[Exercise set]:
[1] Transcribe everything in the text on database indexes, from "So why would" down to "the tree increases.".
[2] List the section headings that appear in the text on database indexes.
[3] Resume the text on database indexes and the Reddit front page after its last sentence.

[Text shown]:
As an example, Steve used the hotels table on Hipmunk, which had approximately 312,000 entries.

Running the SQL command:

select name from hotels where id = 51492;

returned one result.

Using the additional PostgreSQL command explain analyze with the above SQL command, we saw that the query ran a sequential scan on hotels which took 142ms.

Next, Steve created an index on the id field and ran the query again. This time the query only took 0.163ms. That is a substantial improvement!

Indexes For Sorting

One last thing to consider is the use of indices for sorting.

So far we have been talking about using hash tables to create an index. But one of the characteristics of a hash table is that they are not sorted. So we lose our sorting information when we use a hash table.

There is a different kind of mapping that we can use. This is called a tree. Trees are a basic data structure that accomplish something similar to a hash table, but have the additional nice property that they are sorted.

So why would you ever use a hash table when you could use a tree instead? Well, the downside to trees is that lookups are slower. In general, the time taken to look up a particular key in a hash table is not a function of the number of keys in the hash table. Hash tables have constant time lookups. In trees, lookup time is roughly a function of log(n), where n is the number of elements in the tree. Lookup speeds decrease as the size of the tree increases.

Another Real World Example

The Reddit Hotness Algorithm

If you've used Reddit, you'll know that it is just a big list of links, and that users can vote on those links, up or down. The front page is whatever is the most popular. Good links stay at the top of the page for a long time, while mediocre links may make an appearance but disappear after a short while. This is a really cool feature of Reddit and it's not that hard to compute. What they do is to use a special index. Let's look at how that works.

[Supplied entries]:
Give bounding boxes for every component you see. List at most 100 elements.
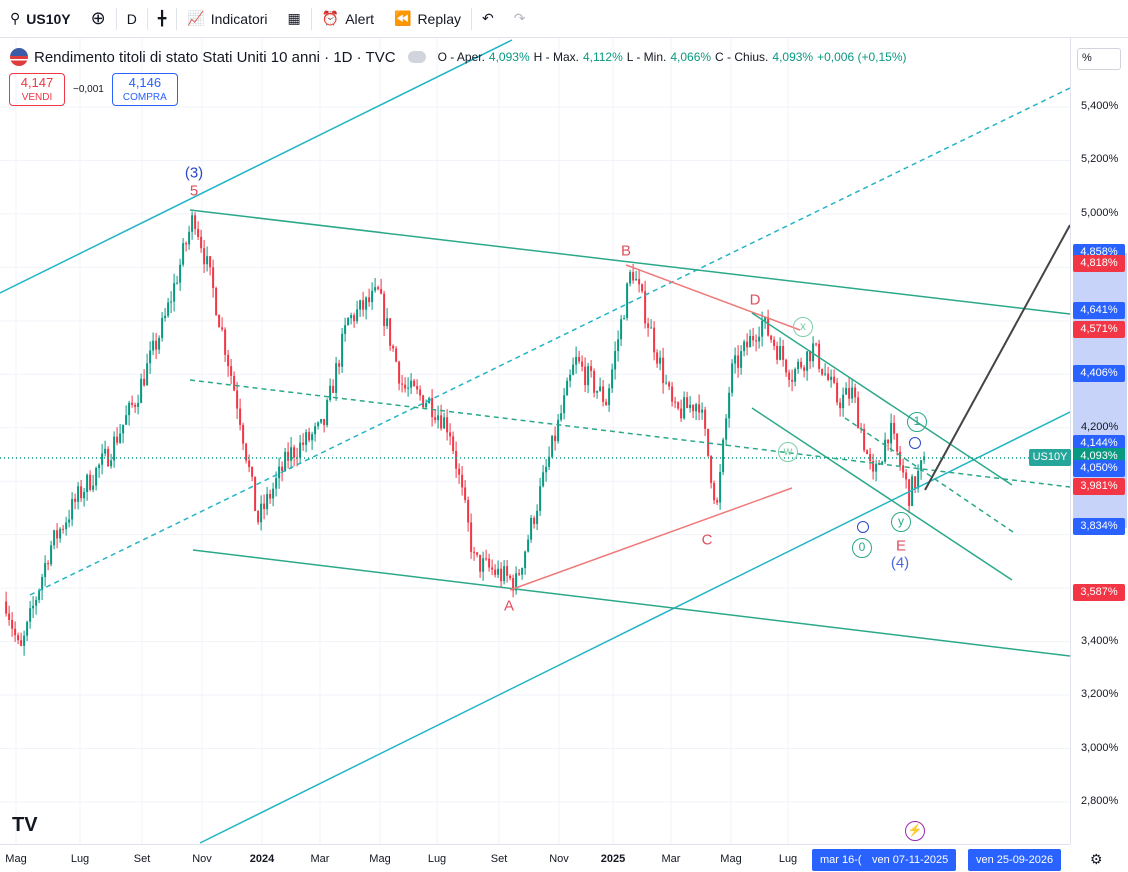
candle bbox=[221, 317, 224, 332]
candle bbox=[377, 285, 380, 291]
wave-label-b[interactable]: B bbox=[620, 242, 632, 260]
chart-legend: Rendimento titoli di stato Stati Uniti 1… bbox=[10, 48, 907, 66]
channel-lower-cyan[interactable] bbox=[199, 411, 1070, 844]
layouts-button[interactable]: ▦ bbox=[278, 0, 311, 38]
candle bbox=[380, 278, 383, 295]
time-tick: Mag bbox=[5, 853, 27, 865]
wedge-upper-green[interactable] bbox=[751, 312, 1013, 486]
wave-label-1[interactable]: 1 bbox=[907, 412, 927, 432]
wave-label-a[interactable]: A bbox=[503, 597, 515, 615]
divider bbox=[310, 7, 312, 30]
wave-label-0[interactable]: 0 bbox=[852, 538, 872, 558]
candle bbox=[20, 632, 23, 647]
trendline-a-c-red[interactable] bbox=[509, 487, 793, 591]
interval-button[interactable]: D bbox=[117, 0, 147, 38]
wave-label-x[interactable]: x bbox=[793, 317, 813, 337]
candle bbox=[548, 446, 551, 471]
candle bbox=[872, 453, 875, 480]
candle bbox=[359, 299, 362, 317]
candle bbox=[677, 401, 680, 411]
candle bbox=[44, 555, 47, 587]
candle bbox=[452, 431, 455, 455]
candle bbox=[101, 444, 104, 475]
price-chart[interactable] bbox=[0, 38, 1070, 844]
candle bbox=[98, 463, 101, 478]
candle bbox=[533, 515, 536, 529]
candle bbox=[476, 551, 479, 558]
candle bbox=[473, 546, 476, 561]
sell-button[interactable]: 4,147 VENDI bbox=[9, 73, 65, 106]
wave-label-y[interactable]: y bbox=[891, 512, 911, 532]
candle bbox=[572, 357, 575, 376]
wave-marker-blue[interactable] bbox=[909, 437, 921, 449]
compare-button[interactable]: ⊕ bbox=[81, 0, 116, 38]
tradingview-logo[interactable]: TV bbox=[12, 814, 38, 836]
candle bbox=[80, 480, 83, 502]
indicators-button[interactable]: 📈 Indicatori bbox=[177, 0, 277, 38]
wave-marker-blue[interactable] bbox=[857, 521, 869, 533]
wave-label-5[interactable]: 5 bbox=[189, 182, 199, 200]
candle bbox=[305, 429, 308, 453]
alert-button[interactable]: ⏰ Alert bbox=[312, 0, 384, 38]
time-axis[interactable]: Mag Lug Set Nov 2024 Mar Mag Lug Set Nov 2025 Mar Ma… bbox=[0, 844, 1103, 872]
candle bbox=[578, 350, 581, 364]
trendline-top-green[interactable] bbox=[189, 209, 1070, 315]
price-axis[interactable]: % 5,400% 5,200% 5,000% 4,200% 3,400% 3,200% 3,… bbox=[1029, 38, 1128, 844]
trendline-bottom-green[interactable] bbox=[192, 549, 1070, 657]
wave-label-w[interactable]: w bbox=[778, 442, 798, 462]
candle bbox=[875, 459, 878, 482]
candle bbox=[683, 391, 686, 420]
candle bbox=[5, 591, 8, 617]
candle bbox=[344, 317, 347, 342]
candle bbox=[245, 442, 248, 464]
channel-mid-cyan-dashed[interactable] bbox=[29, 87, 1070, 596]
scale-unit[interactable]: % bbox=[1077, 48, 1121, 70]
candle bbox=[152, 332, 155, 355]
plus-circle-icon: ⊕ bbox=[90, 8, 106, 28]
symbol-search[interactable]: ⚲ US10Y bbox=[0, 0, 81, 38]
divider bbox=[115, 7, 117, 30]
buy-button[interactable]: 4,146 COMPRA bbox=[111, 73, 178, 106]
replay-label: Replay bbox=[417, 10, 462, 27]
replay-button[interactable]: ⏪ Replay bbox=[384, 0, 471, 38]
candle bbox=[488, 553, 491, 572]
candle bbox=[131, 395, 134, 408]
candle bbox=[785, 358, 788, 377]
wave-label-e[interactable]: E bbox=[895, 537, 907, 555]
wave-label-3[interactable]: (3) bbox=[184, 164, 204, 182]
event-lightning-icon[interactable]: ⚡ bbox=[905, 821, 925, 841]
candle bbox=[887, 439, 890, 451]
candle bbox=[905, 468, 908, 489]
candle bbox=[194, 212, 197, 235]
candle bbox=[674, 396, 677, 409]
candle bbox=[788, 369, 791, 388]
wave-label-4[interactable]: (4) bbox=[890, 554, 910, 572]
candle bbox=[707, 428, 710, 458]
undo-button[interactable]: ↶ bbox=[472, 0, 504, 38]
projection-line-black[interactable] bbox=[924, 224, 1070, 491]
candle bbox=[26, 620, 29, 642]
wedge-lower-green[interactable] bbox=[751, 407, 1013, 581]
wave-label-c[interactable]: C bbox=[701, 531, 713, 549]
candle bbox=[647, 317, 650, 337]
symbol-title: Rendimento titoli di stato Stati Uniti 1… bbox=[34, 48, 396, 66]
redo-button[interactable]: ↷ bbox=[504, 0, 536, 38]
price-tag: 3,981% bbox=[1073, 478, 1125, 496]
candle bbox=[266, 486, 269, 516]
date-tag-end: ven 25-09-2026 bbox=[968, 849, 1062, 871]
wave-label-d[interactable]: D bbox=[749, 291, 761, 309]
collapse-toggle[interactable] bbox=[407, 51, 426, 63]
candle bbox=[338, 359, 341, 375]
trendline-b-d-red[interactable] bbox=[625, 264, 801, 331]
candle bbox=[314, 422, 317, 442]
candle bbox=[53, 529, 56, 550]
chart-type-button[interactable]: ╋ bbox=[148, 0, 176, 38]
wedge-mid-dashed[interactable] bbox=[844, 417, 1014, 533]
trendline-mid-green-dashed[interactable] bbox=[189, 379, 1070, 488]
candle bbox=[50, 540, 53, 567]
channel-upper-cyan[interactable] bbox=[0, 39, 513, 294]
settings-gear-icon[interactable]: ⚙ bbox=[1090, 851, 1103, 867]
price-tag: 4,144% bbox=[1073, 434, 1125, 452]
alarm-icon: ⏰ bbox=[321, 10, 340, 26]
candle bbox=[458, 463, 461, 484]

* * *

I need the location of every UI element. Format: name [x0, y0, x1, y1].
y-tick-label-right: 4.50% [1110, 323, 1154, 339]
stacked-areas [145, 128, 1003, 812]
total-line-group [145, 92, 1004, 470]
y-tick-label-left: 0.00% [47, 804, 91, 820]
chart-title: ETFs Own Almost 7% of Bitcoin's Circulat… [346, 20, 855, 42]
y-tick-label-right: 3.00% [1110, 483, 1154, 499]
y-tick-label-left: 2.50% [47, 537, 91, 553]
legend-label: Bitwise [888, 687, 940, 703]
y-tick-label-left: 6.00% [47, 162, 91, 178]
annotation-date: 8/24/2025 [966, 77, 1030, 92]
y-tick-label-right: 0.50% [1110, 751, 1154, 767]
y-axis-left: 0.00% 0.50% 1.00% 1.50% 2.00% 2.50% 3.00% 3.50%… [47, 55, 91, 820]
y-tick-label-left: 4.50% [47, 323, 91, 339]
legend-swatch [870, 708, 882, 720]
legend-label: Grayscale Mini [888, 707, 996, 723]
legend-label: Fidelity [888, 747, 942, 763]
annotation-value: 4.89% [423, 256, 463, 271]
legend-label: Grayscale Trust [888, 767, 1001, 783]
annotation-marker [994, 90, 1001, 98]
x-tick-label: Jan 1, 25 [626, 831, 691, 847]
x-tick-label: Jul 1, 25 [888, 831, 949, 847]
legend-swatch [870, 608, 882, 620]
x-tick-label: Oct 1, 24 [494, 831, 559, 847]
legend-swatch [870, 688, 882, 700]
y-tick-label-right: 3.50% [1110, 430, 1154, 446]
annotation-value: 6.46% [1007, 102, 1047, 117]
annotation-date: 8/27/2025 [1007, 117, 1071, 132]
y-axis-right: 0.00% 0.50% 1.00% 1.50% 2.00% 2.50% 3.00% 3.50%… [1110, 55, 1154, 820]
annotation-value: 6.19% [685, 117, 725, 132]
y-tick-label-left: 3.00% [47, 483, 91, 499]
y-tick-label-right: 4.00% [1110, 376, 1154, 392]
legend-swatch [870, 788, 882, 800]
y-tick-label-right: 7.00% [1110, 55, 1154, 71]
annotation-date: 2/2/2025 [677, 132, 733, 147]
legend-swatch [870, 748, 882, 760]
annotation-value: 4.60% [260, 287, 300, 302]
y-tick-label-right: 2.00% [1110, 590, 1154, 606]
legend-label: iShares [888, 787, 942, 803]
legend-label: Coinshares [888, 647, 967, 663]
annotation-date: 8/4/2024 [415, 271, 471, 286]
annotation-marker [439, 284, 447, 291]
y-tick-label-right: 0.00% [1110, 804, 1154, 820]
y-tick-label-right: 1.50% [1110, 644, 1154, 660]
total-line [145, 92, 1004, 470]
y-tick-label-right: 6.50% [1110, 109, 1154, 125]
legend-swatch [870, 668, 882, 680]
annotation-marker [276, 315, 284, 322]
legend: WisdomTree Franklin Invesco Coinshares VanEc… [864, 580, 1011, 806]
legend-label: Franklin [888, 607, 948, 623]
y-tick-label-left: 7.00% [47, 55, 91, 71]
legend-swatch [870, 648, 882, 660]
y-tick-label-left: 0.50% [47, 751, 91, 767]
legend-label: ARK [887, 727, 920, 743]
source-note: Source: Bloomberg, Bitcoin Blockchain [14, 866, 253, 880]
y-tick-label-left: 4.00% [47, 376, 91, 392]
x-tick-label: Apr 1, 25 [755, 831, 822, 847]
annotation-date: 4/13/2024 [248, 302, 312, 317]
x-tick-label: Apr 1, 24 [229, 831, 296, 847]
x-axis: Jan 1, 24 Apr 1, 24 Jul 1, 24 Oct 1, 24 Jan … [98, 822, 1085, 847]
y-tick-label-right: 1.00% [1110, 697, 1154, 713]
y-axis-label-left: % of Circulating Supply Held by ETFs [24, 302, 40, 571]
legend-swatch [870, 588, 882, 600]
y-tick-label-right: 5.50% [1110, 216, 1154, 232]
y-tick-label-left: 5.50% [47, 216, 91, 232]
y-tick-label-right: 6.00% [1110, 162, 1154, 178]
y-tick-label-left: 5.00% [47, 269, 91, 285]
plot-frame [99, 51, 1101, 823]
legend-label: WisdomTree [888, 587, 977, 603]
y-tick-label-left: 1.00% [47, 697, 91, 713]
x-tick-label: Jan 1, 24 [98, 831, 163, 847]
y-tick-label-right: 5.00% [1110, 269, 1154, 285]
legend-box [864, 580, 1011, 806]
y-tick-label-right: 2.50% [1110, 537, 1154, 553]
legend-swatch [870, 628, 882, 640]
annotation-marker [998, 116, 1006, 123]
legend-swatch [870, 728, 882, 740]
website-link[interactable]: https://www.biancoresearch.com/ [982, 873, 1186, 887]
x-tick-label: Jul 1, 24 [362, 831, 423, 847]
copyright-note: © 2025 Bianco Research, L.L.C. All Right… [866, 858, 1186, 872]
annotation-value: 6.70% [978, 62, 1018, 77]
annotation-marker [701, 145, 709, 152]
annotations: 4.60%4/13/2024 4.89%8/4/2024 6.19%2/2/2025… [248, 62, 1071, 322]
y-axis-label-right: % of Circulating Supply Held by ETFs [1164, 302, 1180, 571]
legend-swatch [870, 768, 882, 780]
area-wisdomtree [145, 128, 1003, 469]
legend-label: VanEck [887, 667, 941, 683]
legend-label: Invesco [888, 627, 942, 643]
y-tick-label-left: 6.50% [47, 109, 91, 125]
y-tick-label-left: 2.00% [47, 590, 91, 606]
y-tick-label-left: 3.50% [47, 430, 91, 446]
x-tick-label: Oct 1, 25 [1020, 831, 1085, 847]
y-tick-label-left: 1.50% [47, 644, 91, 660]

[Answer list]:
[1]
So why would you ever use a hash table when you could use a tree instead? Well, the downside to trees is that lookups are slower. In general, the time taken to look up a particular key in a hash table is not a function of the number of keys in the hash table. Hash tables have constant time lookups. In trees, lookup time is roughly a function of log(n), where n is the number of elements in the tree. Lookup speeds decrease as the size of the tree increases.

[2]
Indexes For Sorting
Another Real World Example
The Reddit Hotness Algorithm

[3]
Reddit uses a link table similar to the one we have been using:


The score column is the total score for the link.

The way that the Reddit hot algorithm works is that there is an index on the score field, called hot_idx.

One approach to generating the front page might have been to take all of the links submitted in the last 24 hours, do some fancy maths, sort them by how many up votes and down votes each has, and then display the page. However, this wouldn't capture the 'hotness' of how things rise and fall, so what Reddit actually does is that every time someone adds one up vote, Reddit increments the score by some other amount. The amount, amt, is computed through the 'hot' function which looks something like this:

amt = hot(ups, downs, date)

The function takes the number of up votes, the number of down votes and the submission date of the link. What happens is that, over time, the value of an up vote increases. This causes scores to constantly increase over time, so that newer links always have higher scores than older links. so that a link that is 1 day old with lots of votes may have the same score as a link that is 1 minute old with just a few votes, and this is what keeps the Reddit front page churning.

The page content can be generated from a simple and fast SQL statement like:


Scaling Databases

Let's talk for a moment about how to scale databases. Like databases themselves, this is a very broad topic, but there are a couple of concepts that we need to introduce.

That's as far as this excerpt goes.